__Task goal__. Tally the lines that include the word "especialistas" and reply with nothing but the total.

__Dataset rows about figures__.
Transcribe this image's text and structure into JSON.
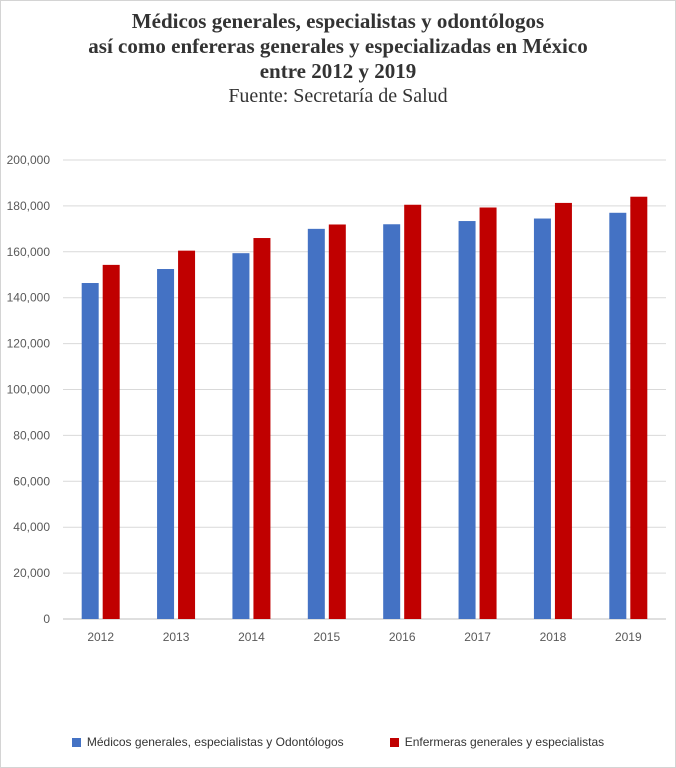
{
  "chart_data": {
    "type": "bar",
    "title_lines": [
      "Médicos generales, especialistas y odontólogos",
      "así como enfereras generales y especializadas en México",
      "entre 2012 y 2019"
    ],
    "subtitle": "Fuente: Secretaría de Salud",
    "xlabel": "",
    "ylabel": "",
    "ylim": [
      0,
      200000
    ],
    "y_ticks": [
      "200,000",
      "180,000",
      "160,000",
      "140,000",
      "120,000",
      "100,000",
      "80,000",
      "60,000",
      "40,000",
      "20,000",
      "0"
    ],
    "categories": [
      "2012",
      "2013",
      "2014",
      "2015",
      "2016",
      "2017",
      "2018",
      "2019"
    ],
    "grid": true,
    "legend_position": "bottom",
    "series": [
      {
        "name": "Médicos generales, especialistas y Odontólogos",
        "color": "#4472c4",
        "values": [
          146400,
          152500,
          159400,
          170000,
          172000,
          173400,
          174500,
          177000
        ]
      },
      {
        "name": "Enfermeras generales y especialistas",
        "color": "#c00000",
        "values": [
          154300,
          160500,
          166000,
          171900,
          180500,
          179300,
          181300,
          184000
        ]
      }
    ]
  }
}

__Correct result__. 3